TASK DESCRIPTION
Take every line that has the string "detached" and copy it out.
++++ EXERCISE MATERIALS
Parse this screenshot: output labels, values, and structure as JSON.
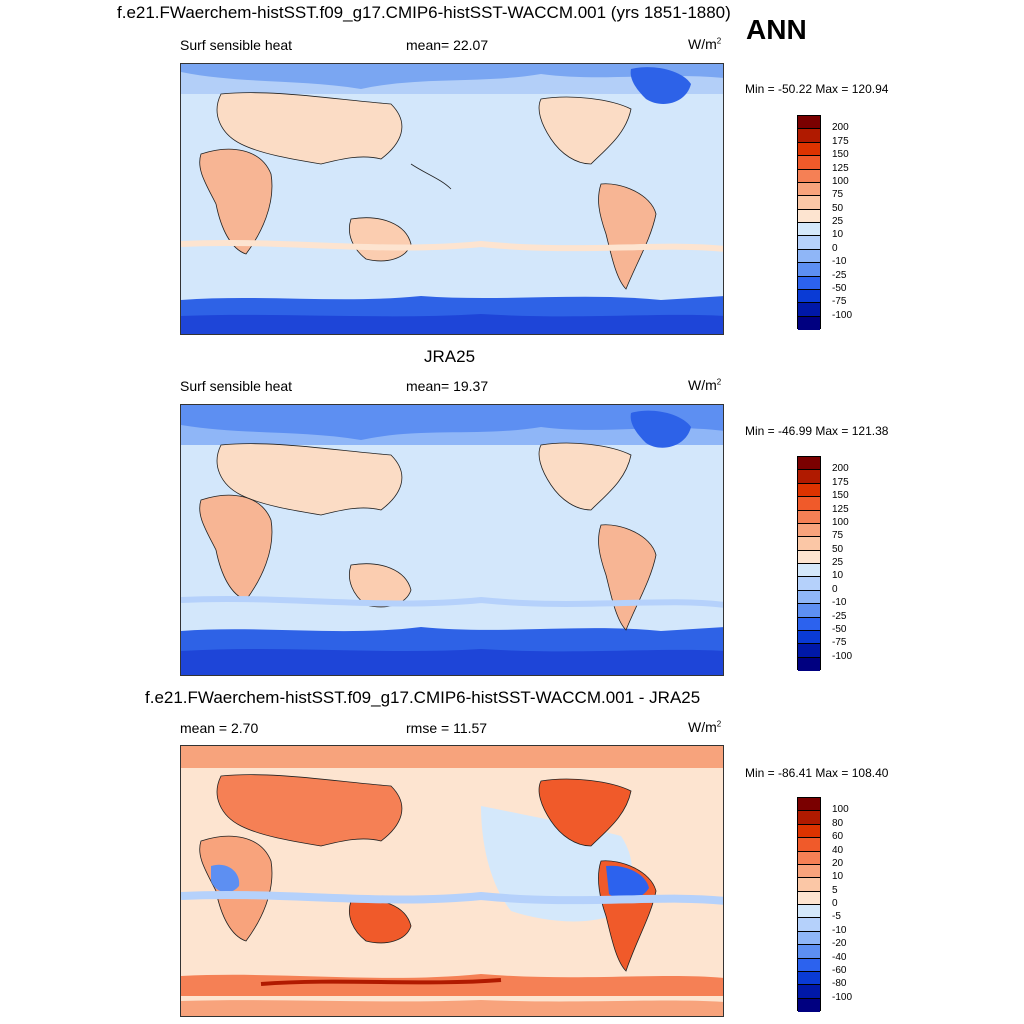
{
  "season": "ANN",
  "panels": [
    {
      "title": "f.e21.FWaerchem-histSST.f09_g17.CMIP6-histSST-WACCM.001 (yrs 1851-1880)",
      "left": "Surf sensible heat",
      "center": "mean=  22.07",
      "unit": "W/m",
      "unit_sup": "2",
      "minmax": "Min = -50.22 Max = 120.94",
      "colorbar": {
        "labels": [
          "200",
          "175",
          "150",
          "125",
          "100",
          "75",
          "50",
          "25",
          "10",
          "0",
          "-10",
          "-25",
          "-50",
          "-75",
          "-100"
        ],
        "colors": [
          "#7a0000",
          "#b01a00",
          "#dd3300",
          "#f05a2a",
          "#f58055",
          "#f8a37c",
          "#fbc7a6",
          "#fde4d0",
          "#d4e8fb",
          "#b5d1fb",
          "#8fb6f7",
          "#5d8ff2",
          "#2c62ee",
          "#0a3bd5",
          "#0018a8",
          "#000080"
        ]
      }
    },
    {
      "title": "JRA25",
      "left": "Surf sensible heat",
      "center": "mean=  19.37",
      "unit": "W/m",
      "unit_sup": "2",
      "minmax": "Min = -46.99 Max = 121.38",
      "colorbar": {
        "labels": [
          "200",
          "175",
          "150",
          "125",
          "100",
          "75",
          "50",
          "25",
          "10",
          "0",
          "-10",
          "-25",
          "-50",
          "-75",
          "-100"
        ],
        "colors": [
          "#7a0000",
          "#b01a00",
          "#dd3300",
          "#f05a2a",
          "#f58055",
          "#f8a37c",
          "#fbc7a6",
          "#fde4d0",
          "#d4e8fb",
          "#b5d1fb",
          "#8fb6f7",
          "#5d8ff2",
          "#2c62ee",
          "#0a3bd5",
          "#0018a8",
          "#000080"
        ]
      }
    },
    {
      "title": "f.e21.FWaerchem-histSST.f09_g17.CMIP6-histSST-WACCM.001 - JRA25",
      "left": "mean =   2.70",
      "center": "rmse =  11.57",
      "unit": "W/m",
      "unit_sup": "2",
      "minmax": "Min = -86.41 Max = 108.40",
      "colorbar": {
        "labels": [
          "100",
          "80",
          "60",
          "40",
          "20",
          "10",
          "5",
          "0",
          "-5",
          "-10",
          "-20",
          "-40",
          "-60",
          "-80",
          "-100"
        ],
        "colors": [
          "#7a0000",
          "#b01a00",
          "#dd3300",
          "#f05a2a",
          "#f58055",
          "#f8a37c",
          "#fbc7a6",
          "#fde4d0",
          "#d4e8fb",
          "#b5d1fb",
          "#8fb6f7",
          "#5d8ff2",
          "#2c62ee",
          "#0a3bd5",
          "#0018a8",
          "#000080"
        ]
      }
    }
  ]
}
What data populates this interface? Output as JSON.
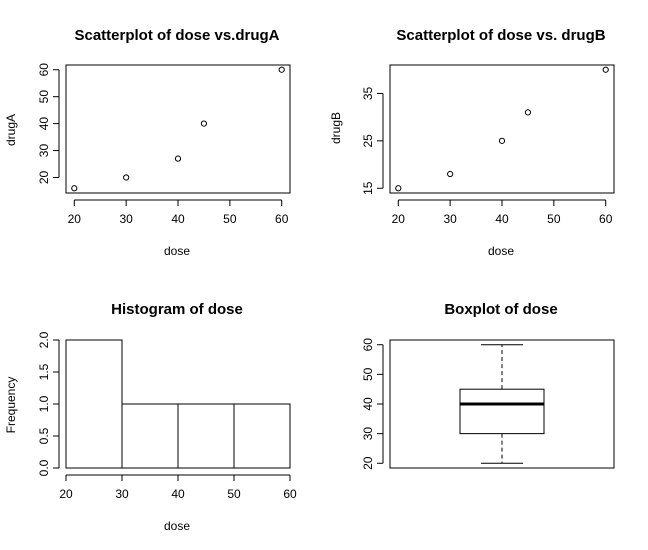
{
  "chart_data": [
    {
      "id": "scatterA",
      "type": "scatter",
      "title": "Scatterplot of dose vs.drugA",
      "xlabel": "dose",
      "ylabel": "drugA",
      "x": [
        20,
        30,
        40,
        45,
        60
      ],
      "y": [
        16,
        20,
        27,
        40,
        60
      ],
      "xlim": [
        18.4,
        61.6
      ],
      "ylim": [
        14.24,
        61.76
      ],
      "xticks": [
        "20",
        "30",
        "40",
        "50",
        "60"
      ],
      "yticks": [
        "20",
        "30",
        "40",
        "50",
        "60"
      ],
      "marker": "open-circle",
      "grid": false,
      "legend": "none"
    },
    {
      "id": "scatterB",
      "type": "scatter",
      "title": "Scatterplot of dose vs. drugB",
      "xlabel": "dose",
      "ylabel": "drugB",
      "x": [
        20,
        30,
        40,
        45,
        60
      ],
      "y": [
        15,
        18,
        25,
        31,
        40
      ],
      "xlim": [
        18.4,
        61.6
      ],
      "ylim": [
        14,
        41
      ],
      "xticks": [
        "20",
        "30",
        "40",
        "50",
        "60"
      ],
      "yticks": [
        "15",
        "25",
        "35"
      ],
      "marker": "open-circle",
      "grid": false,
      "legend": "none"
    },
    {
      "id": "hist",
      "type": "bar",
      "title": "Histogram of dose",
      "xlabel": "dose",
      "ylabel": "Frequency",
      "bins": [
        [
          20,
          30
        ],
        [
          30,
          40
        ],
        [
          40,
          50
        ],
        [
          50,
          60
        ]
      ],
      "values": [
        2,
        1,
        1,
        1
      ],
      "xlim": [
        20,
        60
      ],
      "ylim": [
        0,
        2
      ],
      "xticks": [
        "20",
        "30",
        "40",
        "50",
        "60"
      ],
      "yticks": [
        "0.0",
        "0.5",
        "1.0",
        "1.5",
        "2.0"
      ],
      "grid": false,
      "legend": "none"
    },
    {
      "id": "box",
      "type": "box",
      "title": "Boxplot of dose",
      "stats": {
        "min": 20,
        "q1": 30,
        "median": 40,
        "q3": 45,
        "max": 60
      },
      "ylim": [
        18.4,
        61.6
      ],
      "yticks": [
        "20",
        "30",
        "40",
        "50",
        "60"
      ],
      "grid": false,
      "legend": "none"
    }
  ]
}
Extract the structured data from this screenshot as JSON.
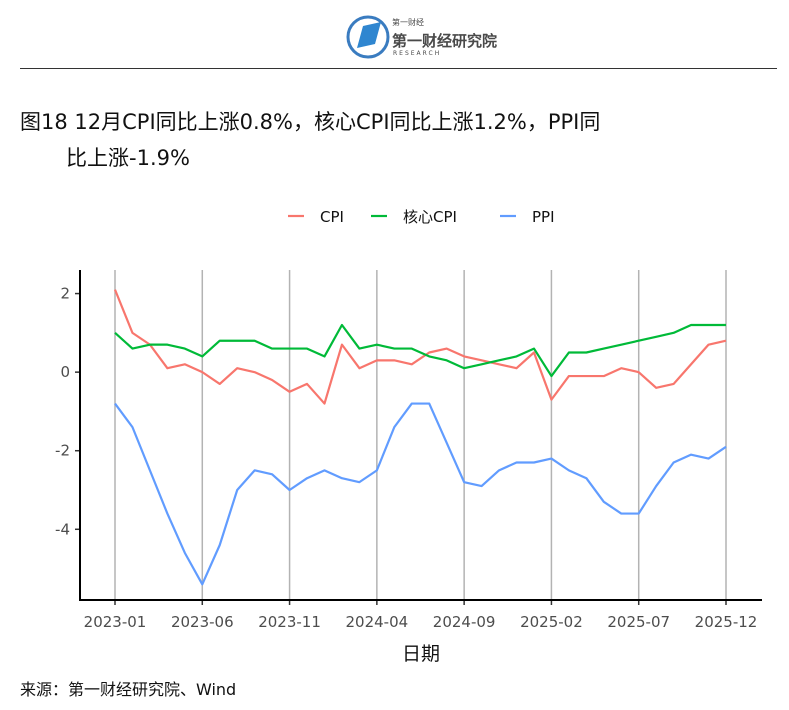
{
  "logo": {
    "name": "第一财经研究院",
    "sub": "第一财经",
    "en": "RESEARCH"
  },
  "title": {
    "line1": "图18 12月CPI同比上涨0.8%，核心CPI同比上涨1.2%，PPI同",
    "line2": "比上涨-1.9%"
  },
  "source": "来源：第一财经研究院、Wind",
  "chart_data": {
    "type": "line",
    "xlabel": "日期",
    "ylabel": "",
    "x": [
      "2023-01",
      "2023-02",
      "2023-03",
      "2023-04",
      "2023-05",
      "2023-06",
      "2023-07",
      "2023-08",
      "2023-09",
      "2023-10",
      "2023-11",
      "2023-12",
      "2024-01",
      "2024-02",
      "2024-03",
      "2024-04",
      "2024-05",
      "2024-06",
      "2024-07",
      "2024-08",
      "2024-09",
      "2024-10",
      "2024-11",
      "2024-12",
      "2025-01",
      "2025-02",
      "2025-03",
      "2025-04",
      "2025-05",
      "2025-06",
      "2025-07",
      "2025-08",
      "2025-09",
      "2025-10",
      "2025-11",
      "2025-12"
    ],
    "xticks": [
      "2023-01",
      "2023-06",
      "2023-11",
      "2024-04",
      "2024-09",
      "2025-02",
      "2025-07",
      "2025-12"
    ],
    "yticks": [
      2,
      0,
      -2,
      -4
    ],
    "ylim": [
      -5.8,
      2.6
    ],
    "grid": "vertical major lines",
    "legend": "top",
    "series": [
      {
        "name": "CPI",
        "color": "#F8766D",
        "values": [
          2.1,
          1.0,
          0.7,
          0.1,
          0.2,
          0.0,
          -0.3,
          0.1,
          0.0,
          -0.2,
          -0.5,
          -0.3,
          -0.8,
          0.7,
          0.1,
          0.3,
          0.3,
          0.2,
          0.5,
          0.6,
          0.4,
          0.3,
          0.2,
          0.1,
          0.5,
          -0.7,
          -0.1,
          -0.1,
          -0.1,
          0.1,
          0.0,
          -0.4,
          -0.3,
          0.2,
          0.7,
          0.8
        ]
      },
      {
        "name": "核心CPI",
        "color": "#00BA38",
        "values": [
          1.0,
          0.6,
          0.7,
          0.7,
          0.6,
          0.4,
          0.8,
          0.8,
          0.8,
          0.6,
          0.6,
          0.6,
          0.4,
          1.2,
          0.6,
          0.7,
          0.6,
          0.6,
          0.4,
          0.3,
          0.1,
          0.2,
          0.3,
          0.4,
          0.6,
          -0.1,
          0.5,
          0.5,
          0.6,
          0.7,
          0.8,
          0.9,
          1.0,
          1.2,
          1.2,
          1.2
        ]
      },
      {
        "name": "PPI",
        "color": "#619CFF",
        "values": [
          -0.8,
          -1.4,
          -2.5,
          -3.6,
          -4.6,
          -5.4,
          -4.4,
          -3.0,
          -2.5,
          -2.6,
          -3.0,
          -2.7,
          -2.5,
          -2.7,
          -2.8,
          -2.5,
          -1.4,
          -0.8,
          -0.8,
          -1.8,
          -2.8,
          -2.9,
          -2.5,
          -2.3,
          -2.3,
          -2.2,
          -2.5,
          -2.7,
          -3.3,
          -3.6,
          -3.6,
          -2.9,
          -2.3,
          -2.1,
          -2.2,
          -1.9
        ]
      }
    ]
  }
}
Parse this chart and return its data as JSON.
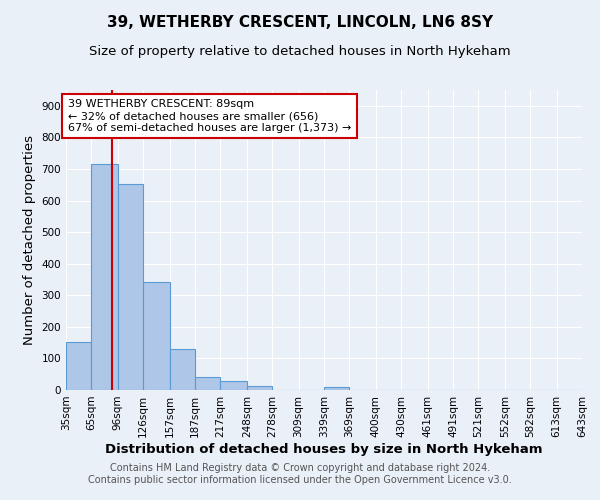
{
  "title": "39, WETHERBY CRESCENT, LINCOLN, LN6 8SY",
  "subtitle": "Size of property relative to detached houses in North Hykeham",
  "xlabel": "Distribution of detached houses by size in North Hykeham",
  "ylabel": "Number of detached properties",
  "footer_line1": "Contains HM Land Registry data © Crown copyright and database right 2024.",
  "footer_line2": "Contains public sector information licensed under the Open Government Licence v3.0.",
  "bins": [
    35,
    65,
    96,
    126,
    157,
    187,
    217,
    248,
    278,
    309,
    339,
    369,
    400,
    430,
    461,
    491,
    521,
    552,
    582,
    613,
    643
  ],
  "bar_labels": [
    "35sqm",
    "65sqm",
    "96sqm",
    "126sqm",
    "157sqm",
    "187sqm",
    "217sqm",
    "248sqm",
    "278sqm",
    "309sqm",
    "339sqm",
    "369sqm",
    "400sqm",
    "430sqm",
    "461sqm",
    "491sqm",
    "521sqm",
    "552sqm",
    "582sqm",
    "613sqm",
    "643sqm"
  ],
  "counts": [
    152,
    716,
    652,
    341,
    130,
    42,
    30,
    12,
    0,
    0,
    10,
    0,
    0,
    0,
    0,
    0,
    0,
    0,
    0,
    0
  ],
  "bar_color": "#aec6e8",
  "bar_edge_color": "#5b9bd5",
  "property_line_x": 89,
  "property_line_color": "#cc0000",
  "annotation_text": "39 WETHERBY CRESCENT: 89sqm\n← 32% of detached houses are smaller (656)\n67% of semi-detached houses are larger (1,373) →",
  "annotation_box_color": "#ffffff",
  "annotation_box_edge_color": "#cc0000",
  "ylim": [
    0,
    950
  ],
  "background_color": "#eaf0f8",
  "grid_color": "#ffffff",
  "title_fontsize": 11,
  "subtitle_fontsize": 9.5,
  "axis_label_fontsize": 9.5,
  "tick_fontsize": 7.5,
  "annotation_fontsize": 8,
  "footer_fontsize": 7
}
++++++++
SOLUTION TO THE PROBLEM
  "subtitle": "Size of property relative to detached houses in North Hykeham",
  "xlabel": "Distribution of detached houses by size in North Hykeham",
  "ylabel": "Number of detached properties",
  "annotation_text": "39 WETHERBY CRESCENT: 89sqm\n← 32% of detached houses are smaller (656)\n67% of semi-detached houses are larger (1,373) →",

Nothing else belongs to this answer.